### Directions
Using the records below, report how many lines hold "单位名称", with no extra text.

━━━

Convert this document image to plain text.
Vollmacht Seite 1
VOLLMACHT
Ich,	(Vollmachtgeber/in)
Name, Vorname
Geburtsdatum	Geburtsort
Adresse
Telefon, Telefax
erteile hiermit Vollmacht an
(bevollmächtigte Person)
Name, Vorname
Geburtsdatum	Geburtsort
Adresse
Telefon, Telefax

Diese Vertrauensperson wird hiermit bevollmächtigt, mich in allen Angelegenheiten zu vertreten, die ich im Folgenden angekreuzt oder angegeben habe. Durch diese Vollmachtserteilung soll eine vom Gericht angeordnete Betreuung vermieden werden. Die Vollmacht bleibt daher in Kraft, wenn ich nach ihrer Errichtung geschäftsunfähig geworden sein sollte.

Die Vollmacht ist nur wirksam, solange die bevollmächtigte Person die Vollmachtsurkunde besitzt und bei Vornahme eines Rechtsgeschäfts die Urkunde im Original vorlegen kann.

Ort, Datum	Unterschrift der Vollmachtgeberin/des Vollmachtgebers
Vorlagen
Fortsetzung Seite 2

━━━

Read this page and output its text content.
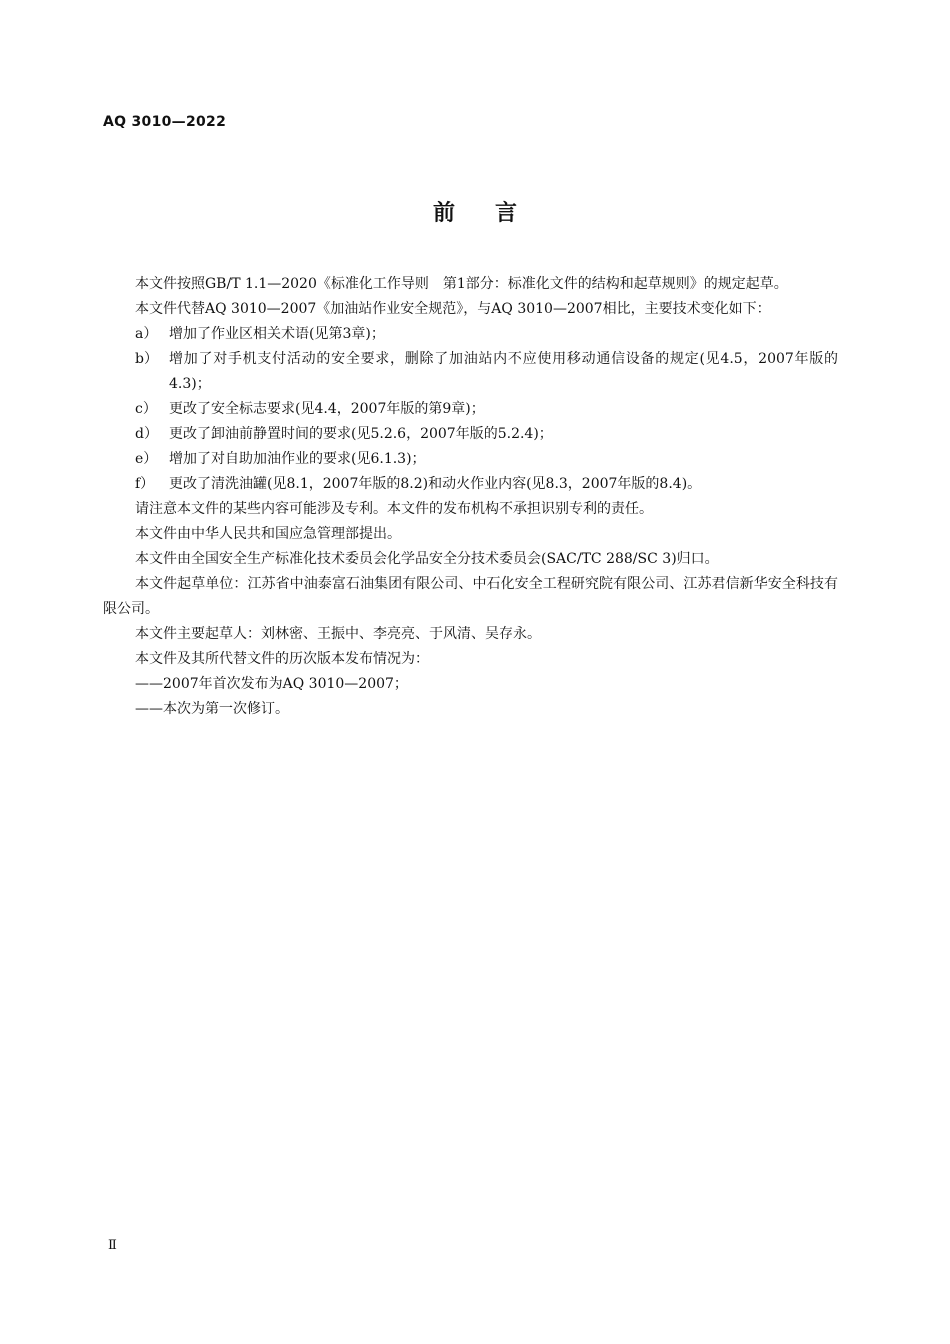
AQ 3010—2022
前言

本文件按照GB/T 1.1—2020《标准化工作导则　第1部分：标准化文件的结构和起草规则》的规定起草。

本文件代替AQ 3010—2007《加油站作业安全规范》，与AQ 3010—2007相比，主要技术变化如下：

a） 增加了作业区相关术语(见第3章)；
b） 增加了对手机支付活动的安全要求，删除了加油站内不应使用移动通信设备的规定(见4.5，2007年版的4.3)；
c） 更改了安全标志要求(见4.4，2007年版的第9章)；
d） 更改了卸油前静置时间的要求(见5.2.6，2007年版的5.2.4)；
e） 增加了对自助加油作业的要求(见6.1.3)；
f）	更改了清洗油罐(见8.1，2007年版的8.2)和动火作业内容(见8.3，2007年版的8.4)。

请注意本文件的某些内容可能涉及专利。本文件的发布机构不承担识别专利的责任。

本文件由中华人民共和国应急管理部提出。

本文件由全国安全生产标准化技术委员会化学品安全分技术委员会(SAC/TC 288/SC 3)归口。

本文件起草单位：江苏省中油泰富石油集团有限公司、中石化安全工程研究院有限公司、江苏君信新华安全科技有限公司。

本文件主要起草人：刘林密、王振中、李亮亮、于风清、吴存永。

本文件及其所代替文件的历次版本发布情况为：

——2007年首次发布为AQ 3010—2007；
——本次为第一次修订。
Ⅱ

━━━

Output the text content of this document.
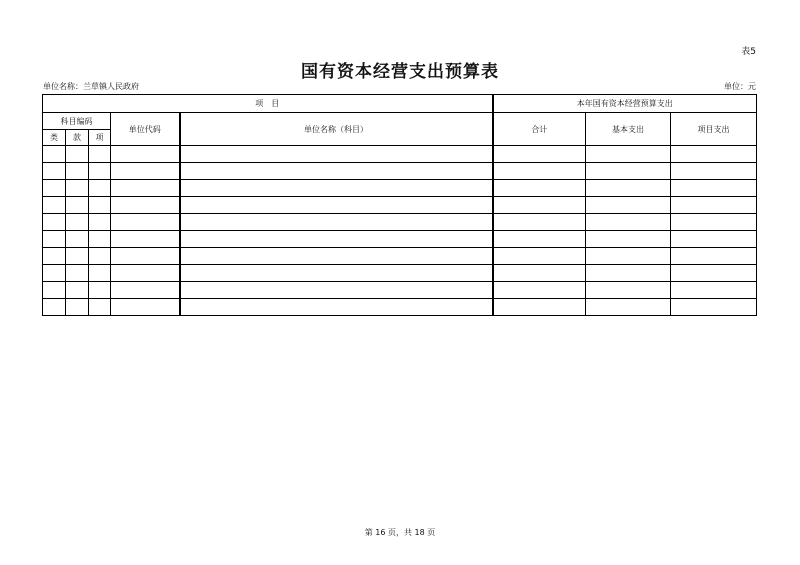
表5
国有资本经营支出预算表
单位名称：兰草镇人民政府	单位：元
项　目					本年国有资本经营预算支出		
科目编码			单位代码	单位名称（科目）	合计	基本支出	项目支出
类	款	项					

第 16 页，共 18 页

━━━

### Response
2